_Short problem:_ Reproduce each line exactly, including spacing and punctuation.

[Stored items]
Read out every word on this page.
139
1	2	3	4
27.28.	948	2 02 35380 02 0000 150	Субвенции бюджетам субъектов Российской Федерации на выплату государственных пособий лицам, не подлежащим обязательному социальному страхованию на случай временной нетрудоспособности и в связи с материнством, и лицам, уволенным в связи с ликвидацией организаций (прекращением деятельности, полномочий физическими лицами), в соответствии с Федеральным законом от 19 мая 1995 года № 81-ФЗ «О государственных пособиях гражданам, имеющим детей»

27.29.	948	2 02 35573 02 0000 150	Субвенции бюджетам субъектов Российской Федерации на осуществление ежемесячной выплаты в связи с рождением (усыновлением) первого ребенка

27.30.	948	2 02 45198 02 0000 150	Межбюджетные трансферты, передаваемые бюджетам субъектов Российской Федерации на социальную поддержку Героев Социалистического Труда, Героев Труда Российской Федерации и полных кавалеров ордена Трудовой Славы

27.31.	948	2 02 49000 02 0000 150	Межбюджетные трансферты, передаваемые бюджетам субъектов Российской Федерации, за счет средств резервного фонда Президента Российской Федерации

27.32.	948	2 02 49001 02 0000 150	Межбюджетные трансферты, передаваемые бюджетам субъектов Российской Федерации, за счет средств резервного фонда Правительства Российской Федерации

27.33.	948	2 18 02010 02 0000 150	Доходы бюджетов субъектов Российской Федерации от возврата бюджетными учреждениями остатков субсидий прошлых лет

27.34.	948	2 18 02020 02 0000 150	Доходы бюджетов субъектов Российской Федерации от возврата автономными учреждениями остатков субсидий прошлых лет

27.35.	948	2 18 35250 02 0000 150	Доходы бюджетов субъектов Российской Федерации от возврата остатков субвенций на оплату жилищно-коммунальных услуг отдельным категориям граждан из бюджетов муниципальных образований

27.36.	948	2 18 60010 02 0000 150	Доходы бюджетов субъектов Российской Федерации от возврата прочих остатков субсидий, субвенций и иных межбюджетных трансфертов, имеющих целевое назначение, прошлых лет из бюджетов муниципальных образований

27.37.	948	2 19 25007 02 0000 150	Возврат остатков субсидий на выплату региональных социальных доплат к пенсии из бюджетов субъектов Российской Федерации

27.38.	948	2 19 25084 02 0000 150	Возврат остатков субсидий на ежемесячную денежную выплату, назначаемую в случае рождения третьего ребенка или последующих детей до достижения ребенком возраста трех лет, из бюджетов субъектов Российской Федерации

_Exercise solution:_
Read out every word on this page.
139
1	2	3	4
27.28.	948	2 02 35380 02 0000 150	Субвенции бюджетам субъектов Российской Федерации на выплату государственных пособий лицам, не подлежащим обязательному социальному страхованию на случай временной нетрудоспособности и в связи с материнством, и лицам, уволенным в связи с ликвидацией организаций (прекращением деятельности, полномочий физическими лицами), в соответствии с Федеральным законом от 19 мая 1995 года № 81-ФЗ «О государственных пособиях гражданам, имеющим детей»

27.29.	948	2 02 35573 02 0000 150	Субвенции бюджетам субъектов Российской Федерации на осуществление ежемесячной выплаты в связи с рождением (усыновлением) первого ребенка

27.30.	948	2 02 45198 02 0000 150	Межбюджетные трансферты, передаваемые бюджетам субъектов Российской Федерации на социальную поддержку Героев Социалистического Труда, Героев Труда Российской Федерации и полных кавалеров ордена Трудовой Славы

27.31.	948	2 02 49000 02 0000 150	Межбюджетные трансферты, передаваемые бюджетам субъектов Российской Федерации, за счет средств резервного фонда Президента Российской Федерации

27.32.	948	2 02 49001 02 0000 150	Межбюджетные трансферты, передаваемые бюджетам субъектов Российской Федерации, за счет средств резервного фонда Правительства Российской Федерации

27.33.	948	2 18 02010 02 0000 150	Доходы бюджетов субъектов Российской Федерации от возврата бюджетными учреждениями остатков субсидий прошлых лет

27.34.	948	2 18 02020 02 0000 150	Доходы бюджетов субъектов Российской Федерации от возврата автономными учреждениями остатков субсидий прошлых лет

27.35.	948	2 18 35250 02 0000 150	Доходы бюджетов субъектов Российской Федерации от возврата остатков субвенций на оплату жилищно-коммунальных услуг отдельным категориям граждан из бюджетов муниципальных образований

27.36.	948	2 18 60010 02 0000 150	Доходы бюджетов субъектов Российской Федерации от возврата прочих остатков субсидий, субвенций и иных межбюджетных трансфертов, имеющих целевое назначение, прошлых лет из бюджетов муниципальных образований

27.37.	948	2 19 25007 02 0000 150	Возврат остатков субсидий на выплату региональных социальных доплат к пенсии из бюджетов субъектов Российской Федерации

27.38.	948	2 19 25084 02 0000 150	Возврат остатков субсидий на ежемесячную денежную выплату, назначаемую в случае рождения третьего ребенка или последующих детей до достижения ребенком возраста трех лет, из бюджетов субъектов Российской Федерации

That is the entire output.